* **TO DO**
Reproduce the records below in full and exactly, without their images.

* **INPUT ROWS**
— begin —
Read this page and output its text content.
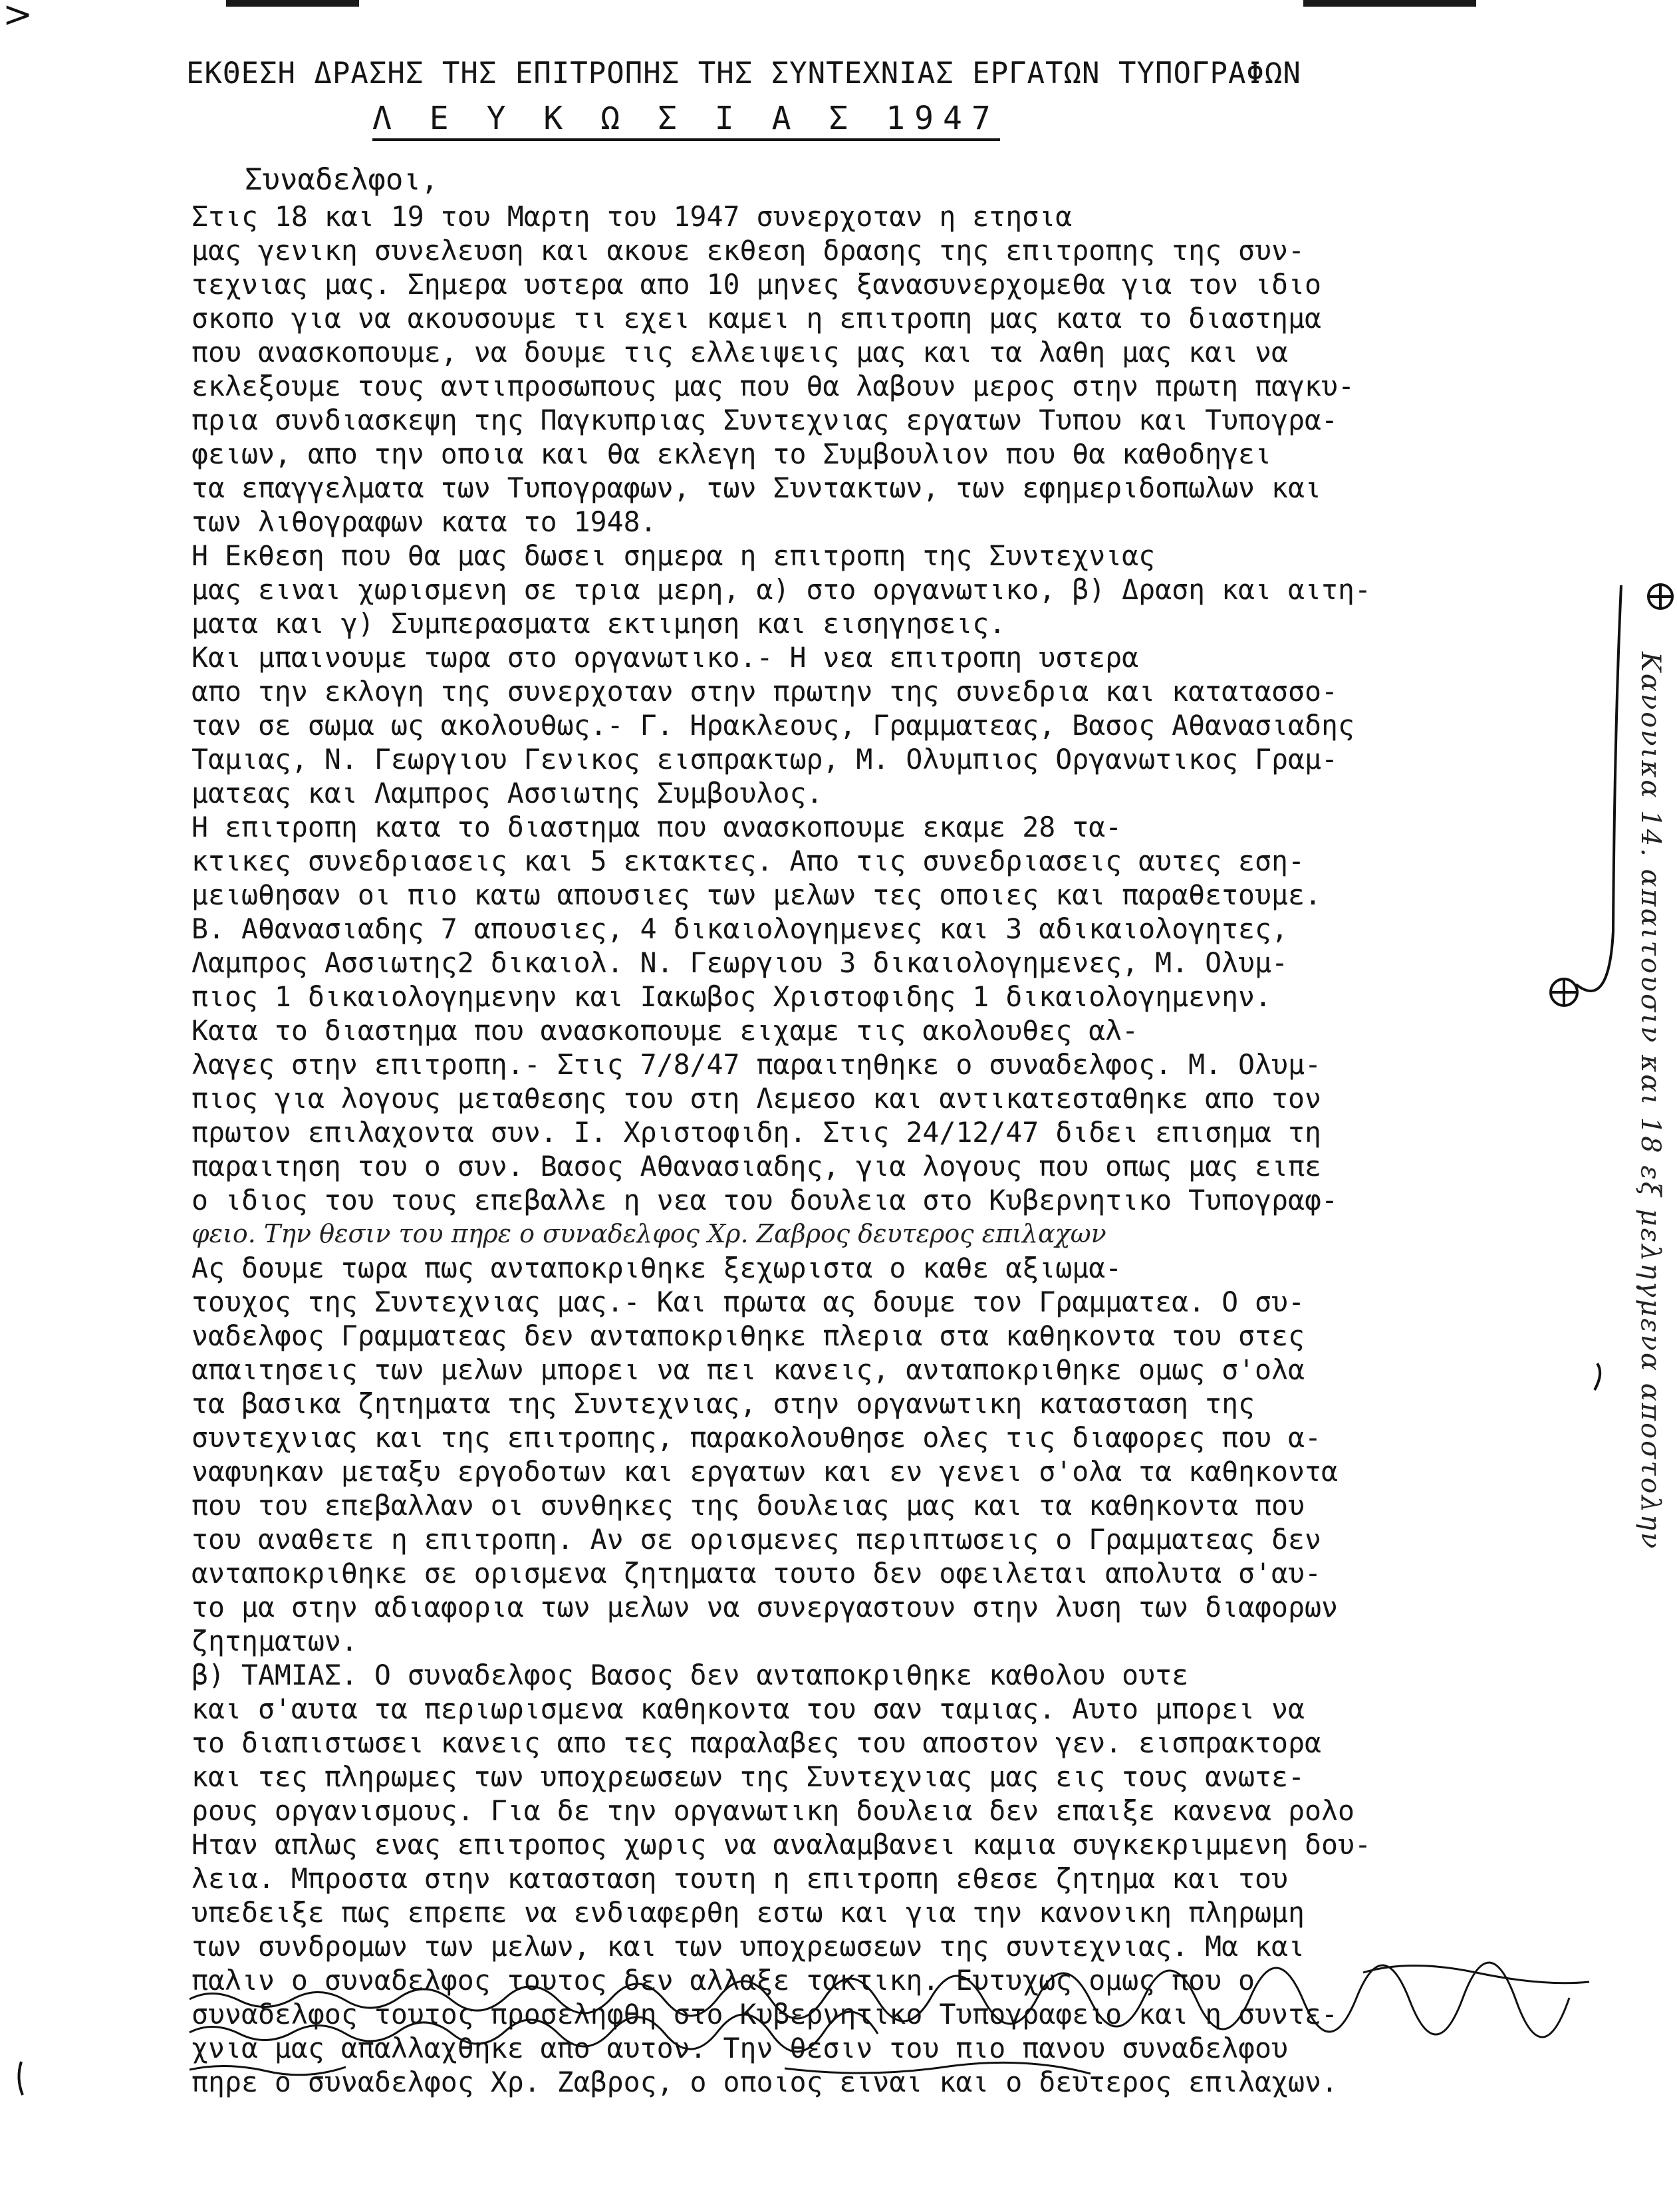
>
ΕΚΘΕΣΗ ΔΡΑΣΗΣ ΤΗΣ ΕΠΙΤΡΟΠΗΣ ΤΗΣ ΣΥΝΤΕΧΝΙΑΣ ΕΡΓΑΤΩΝ ΤΥΠΟΓΡΑΦΩΝ
Λ Ε Υ Κ Ω Σ Ι Α Σ 1947
Συναδελφοι,
Στις 18 και 19 του Μαρτη του 1947 συνερχοταν η ετησια
μας γενικη συνελευση και ακουε εκθεση δρασης της επιτροπης της συν-
τεχνιας μας. Σημερα υστερα απο 10 μηνες ξανασυνερχομεθα για τον ιδιο
σκοπο για να ακουσουμε τι εχει καμει η επιτροπη μας κατα το διαστημα
που ανασκοπουμε, να δουμε τις ελλειψεις μας και τα λαθη μας και να
εκλεξουμε τους αντιπροσωπους μας που θα λαβουν μερος στην πρωτη παγκυ-
πρια συνδιασκεψη της Παγκυπριας Συντεχνιας εργατων Τυπου και Τυπογρα-
φειων, απο την οποια και θα εκλεγη το Συμβουλιον που θα καθοδηγει
τα επαγγελματα των Τυπογραφων, των Συντακτων, των εφημεριδοπωλων και
των λιθογραφων κατα το 1948.
Η Εκθεση που θα μας δωσει σημερα η επιτροπη της Συντεχνιας
μας ειναι χωρισμενη σε τρια μερη, α) στο οργανωτικο, β) Δραση και αιτη-
ματα και γ) Συμπερασματα εκτιμηση και εισηγησεις.
Και μπαινουμε τωρα στο οργανωτικο.- Η νεα επιτροπη υστερα
απο την εκλογη της συνερχοταν στην πρωτην της συνεδρια και κατατασσο-
ταν σε σωμα ως ακολουθως.- Γ. Ηρακλεους, Γραμματεας, Βασος Αθανασιαδης
Ταμιας, Ν. Γεωργιου Γενικος εισπρακτωρ, Μ. Ολυμπιος Οργανωτικος Γραμ-
ματεας και Λαμπρος Ασσιωτης Συμβουλος.
Η επιτροπη κατα το διαστημα που ανασκοπουμε εκαμε 28 τα-
κτικες συνεδριασεις και 5 εκτακτες. Απο τις συνεδριασεις αυτες εση-
μειωθησαν οι πιο κατω απουσιες των μελων τες οποιες και παραθετουμε.
Β. Αθανασιαδης 7 απουσιες, 4 δικαιολογημενες και 3 αδικαιολογητες,
Λαμπρος Ασσιωτης2 δικαιολ. Ν. Γεωργιου 3 δικαιολογημενες, Μ. Ολυμ-
πιος 1 δικαιολογημενην και Ιακωβος Χριστοφιδης 1 δικαιολογημενην.
Κατα το διαστημα που ανασκοπουμε ειχαμε τις ακολουθες αλ-
λαγες στην επιτροπη.- Στις 7/8/47 παραιτηθηκε ο συναδελφος. Μ. Ολυμ-
πιος για λογους μεταθεσης του στη Λεμεσο και αντικατεσταθηκε απο τον
πρωτον επιλαχοντα συν. Ι. Χριστοφιδη. Στις 24/12/47 διδει επισημα τη
παραιτηση του ο συν. Βασος Αθανασιαδης, για λογους που οπως μας ειπε
ο ιδιος του τους επεβαλλε η νεα του δουλεια στο Κυβερνητικο Τυπογραφ-
φειο. Την θεσιν του πηρε ο συναδελφος Χρ. Ζαβρος δευτερος επιλαχων
Ας δουμε τωρα πως ανταποκριθηκε ξεχωριστα ο καθε αξιωμα-
τουχος της Συντεχνιας μας.- Και πρωτα ας δουμε τον Γραμματεα. Ο συ-
ναδελφος Γραμματεας δεν ανταποκριθηκε πλερια στα καθηκοντα του στες
απαιτησεις των μελων μπορει να πει κανεις, ανταποκριθηκε ομως σ'ολα
τα βασικα ζητηματα της Συντεχνιας, στην οργανωτικη κατασταση της
συντεχνιας και της επιτροπης, παρακολουθησε ολες τις διαφορες που α-
ναφυηκαν μεταξυ εργοδοτων και εργατων και εν γενει σ'ολα τα καθηκοντα
που του επεβαλλαν οι συνθηκες της δουλειας μας και τα καθηκοντα που
του αναθετε η επιτροπη. Αν σε ορισμενες περιπτωσεις ο Γραμματεας δεν
ανταποκριθηκε σε ορισμενα ζητηματα τουτο δεν οφειλεται απολυτα σ'αυ-
το μα στην αδιαφορια των μελων να συνεργαστουν στην λυση των διαφορων
ζητηματων.
β) ΤΑΜΙΑΣ. Ο συναδελφος Βασος δεν ανταποκριθηκε καθολου ουτε
και σ'αυτα τα περιωρισμενα καθηκοντα του σαν ταμιας. Αυτο μπορει να
το διαπιστωσει κανεις απο τες παραλαβες του αποστον γεν. εισπρακτορα
και τες πληρωμες των υποχρεωσεων της Συντεχνιας μας εις τους ανωτε-
ρους οργανισμους. Για δε την οργανωτικη δουλεια δεν επαιξε κανενα ρολο
Ηταν απλως ενας επιτροπος χωρις να αναλαμβανει καμια συγκεκριμμενη δου-
λεια. Μπροστα στην κατασταση τουτη η επιτροπη εθεσε ζητημα και του
υπεδειξε πως επρεπε να ενδιαφερθη εστω και για την κανονικη πληρωμη
των συνδρομων των μελων, και των υποχρεωσεων της συντεχνιας. Μα και
παλιν ο συναδελφος τουτος δεν αλλαξε τακτικη. Ευτυχως ομως που ο
συναδελφος τουτος προσεληφθη στο Κυβερνητικο Τυπογραφειο και η συντε-
χνια μας απαλλαχθηκε απο αυτον. Την θεσιν του πιο πανου συναδελφου
πηρε ο συναδελφος Χρ. Ζαβρος, ο οποιος ειναι και ο δευτερος επιλαχων.
Κανονικα 14. απαιτουσιν και 18 εξ μεληγμενα αποστολην
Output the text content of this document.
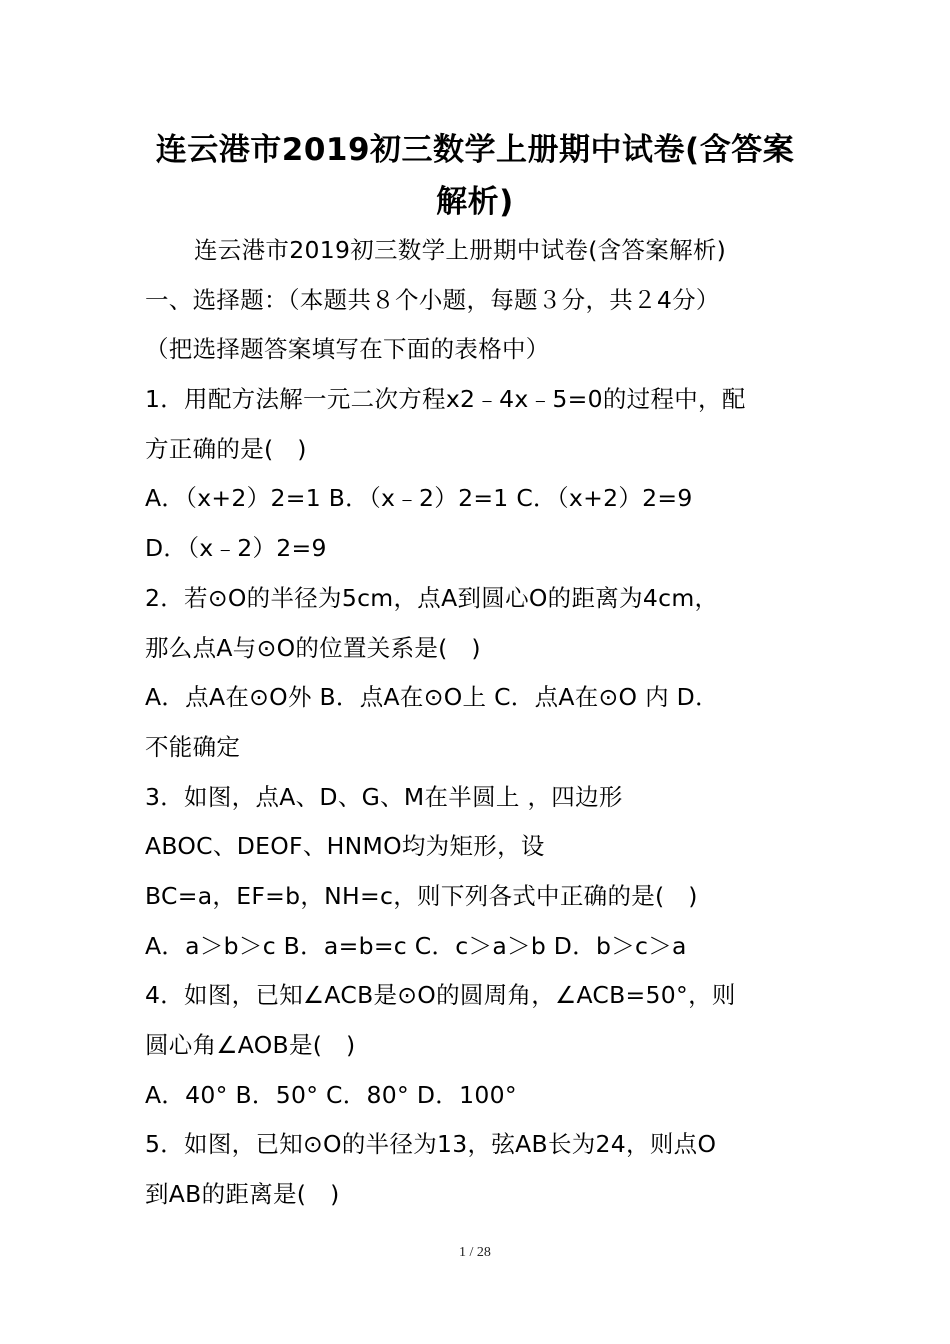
连云港市2019初三数学上册期中试卷(含答案
解析)
连云港市2019初三数学上册期中试卷(含答案解析)
一、选择题：（本题共８个小题，每题３分，共２4分）
（把选择题答案填写在下面的表格中）
1．用配方法解一元二次方程x2﹣4x﹣5=0的过程中，配
方正确的是(　)
A．（x+2）2=1 B．（x﹣2）2=1 C．（x+2）2=9
D．（x﹣2）2=9
2．若⊙O的半径为5cm，点A到圆心O的距离为4cm，
那么点A与⊙O的位置关系是(　)
A．点A在⊙O外 B．点A在⊙O上 C．点A在⊙O 内 D．
不能确定
3．如图，点A、D、G、M在半圆上 ，四边形
ABOC、DEOF、HNMO均为矩形，设
BC=a，EF=b，NH=c，则下列各式中正确的是(　)
A．a＞b＞c B．a=b=c C．c＞a＞b D．b＞c＞a
4．如图，已知∠ACB是⊙O的圆周角，∠ACB=50°，则
圆心角∠AOB是(　)
A．40° B．50° C．80° D．100°
5．如图，已知⊙O的半径为13，弦AB长为24，则点O
到AB的距离是(　)
1 / 28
— end —
* **RESULT FOR THIS TASK**
Read this page and output its text content.
>
ΕΚΘΕΣΗ ΔΡΑΣΗΣ ΤΗΣ ΕΠΙΤΡΟΠΗΣ ΤΗΣ ΣΥΝΤΕΧΝΙΑΣ ΕΡΓΑΤΩΝ ΤΥΠΟΓΡΑΦΩΝ
Λ Ε Υ Κ Ω Σ Ι Α Σ 1947
Συναδελφοι,
Στις 18 και 19 του Μαρτη του 1947 συνερχοταν η ετησια
μας γενικη συνελευση και ακουε εκθεση δρασης της επιτροπης της συν-
τεχνιας μας. Σημερα υστερα απο 10 μηνες ξανασυνερχομεθα για τον ιδιο
σκοπο για να ακουσουμε τι εχει καμει η επιτροπη μας κατα το διαστημα
που ανασκοπουμε, να δουμε τις ελλειψεις μας και τα λαθη μας και να
εκλεξουμε τους αντιπροσωπους μας που θα λαβουν μερος στην πρωτη παγκυ-
πρια συνδιασκεψη της Παγκυπριας Συντεχνιας εργατων Τυπου και Τυπογρα-
φειων, απο την οποια και θα εκλεγη το Συμβουλιον που θα καθοδηγει
τα επαγγελματα των Τυπογραφων, των Συντακτων, των εφημεριδοπωλων και
των λιθογραφων κατα το 1948.
Η Εκθεση που θα μας δωσει σημερα η επιτροπη της Συντεχνιας
μας ειναι χωρισμενη σε τρια μερη, α) στο οργανωτικο, β) Δραση και αιτη-
ματα και γ) Συμπερασματα εκτιμηση και εισηγησεις.
Και μπαινουμε τωρα στο οργανωτικο.- Η νεα επιτροπη υστερα
απο την εκλογη της συνερχοταν στην πρωτην της συνεδρια και κατατασσο-
ταν σε σωμα ως ακολουθως.- Γ. Ηρακλεους, Γραμματεας, Βασος Αθανασιαδης
Ταμιας, Ν. Γεωργιου Γενικος εισπρακτωρ, Μ. Ολυμπιος Οργανωτικος Γραμ-
ματεας και Λαμπρος Ασσιωτης Συμβουλος.
Η επιτροπη κατα το διαστημα που ανασκοπουμε εκαμε 28 τα-
κτικες συνεδριασεις και 5 εκτακτες. Απο τις συνεδριασεις αυτες εση-
μειωθησαν οι πιο κατω απουσιες των μελων τες οποιες και παραθετουμε.
Β. Αθανασιαδης 7 απουσιες, 4 δικαιολογημενες και 3 αδικαιολογητες,
Λαμπρος Ασσιωτης2 δικαιολ. Ν. Γεωργιου 3 δικαιολογημενες, Μ. Ολυμ-
πιος 1 δικαιολογημενην και Ιακωβος Χριστοφιδης 1 δικαιολογημενην.
Κατα το διαστημα που ανασκοπουμε ειχαμε τις ακολουθες αλ-
λαγες στην επιτροπη.- Στις 7/8/47 παραιτηθηκε ο συναδελφος. Μ. Ολυμ-
πιος για λογους μεταθεσης του στη Λεμεσο και αντικατεσταθηκε απο τον
πρωτον επιλαχοντα συν. Ι. Χριστοφιδη. Στις 24/12/47 διδει επισημα τη
παραιτηση του ο συν. Βασος Αθανασιαδης, για λογους που οπως μας ειπε
ο ιδιος του τους επεβαλλε η νεα του δουλεια στο Κυβερνητικο Τυπογραφ-
φειο. Την θεσιν του πηρε ο συναδελφος Χρ. Ζαβρος δευτερος επιλαχων
Ας δουμε τωρα πως ανταποκριθηκε ξεχωριστα ο καθε αξιωμα-
τουχος της Συντεχνιας μας.- Και πρωτα ας δουμε τον Γραμματεα. Ο συ-
ναδελφος Γραμματεας δεν ανταποκριθηκε πλερια στα καθηκοντα του στες
απαιτησεις των μελων μπορει να πει κανεις, ανταποκριθηκε ομως σ'ολα
τα βασικα ζητηματα της Συντεχνιας, στην οργανωτικη κατασταση της
συντεχνιας και της επιτροπης, παρακολουθησε ολες τις διαφορες που α-
ναφυηκαν μεταξυ εργοδοτων και εργατων και εν γενει σ'ολα τα καθηκοντα
που του επεβαλλαν οι συνθηκες της δουλειας μας και τα καθηκοντα που
του αναθετε η επιτροπη. Αν σε ορισμενες περιπτωσεις ο Γραμματεας δεν
ανταποκριθηκε σε ορισμενα ζητηματα τουτο δεν οφειλεται απολυτα σ'αυ-
το μα στην αδιαφορια των μελων να συνεργαστουν στην λυση των διαφορων
ζητηματων.
β) ΤΑΜΙΑΣ. Ο συναδελφος Βασος δεν ανταποκριθηκε καθολου ουτε
και σ'αυτα τα περιωρισμενα καθηκοντα του σαν ταμιας. Αυτο μπορει να
το διαπιστωσει κανεις απο τες παραλαβες του αποστον γεν. εισπρακτορα
και τες πληρωμες των υποχρεωσεων της Συντεχνιας μας εις τους ανωτε-
ρους οργανισμους. Για δε την οργανωτικη δουλεια δεν επαιξε κανενα ρολο
Ηταν απλως ενας επιτροπος χωρις να αναλαμβανει καμια συγκεκριμμενη δου-
λεια. Μπροστα στην κατασταση τουτη η επιτροπη εθεσε ζητημα και του
υπεδειξε πως επρεπε να ενδιαφερθη εστω και για την κανονικη πληρωμη
των συνδρομων των μελων, και των υποχρεωσεων της συντεχνιας. Μα και
παλιν ο συναδελφος τουτος δεν αλλαξε τακτικη. Ευτυχως ομως που ο
συναδελφος τουτος προσεληφθη στο Κυβερνητικο Τυπογραφειο και η συντε-
χνια μας απαλλαχθηκε απο αυτον. Την θεσιν του πιο πανου συναδελφου
πηρε ο συναδελφος Χρ. Ζαβρος, ο οποιος ειναι και ο δευτερος επιλαχων.
Κανονικα 14. απαιτουσιν και 18 εξ μεληγμενα αποστολην
Output the text content of this document.
连云港市2019初三数学上册期中试卷(含答案
解析)
连云港市2019初三数学上册期中试卷(含答案解析)
一、选择题：（本题共８个小题，每题３分，共２4分）
（把选择题答案填写在下面的表格中）
1．用配方法解一元二次方程x2﹣4x﹣5=0的过程中，配
方正确的是(　)
A．（x+2）2=1 B．（x﹣2）2=1 C．（x+2）2=9
D．（x﹣2）2=9
2．若⊙O的半径为5cm，点A到圆心O的距离为4cm，
那么点A与⊙O的位置关系是(　)
A．点A在⊙O外 B．点A在⊙O上 C．点A在⊙O 内 D．
不能确定
3．如图，点A、D、G、M在半圆上 ，四边形
ABOC、DEOF、HNMO均为矩形，设
BC=a，EF=b，NH=c，则下列各式中正确的是(　)
A．a＞b＞c B．a=b=c C．c＞a＞b D．b＞c＞a
4．如图，已知∠ACB是⊙O的圆周角，∠ACB=50°，则
圆心角∠AOB是(　)
A．40° B．50° C．80° D．100°
5．如图，已知⊙O的半径为13，弦AB长为24，则点O
到AB的距离是(　)
1 / 28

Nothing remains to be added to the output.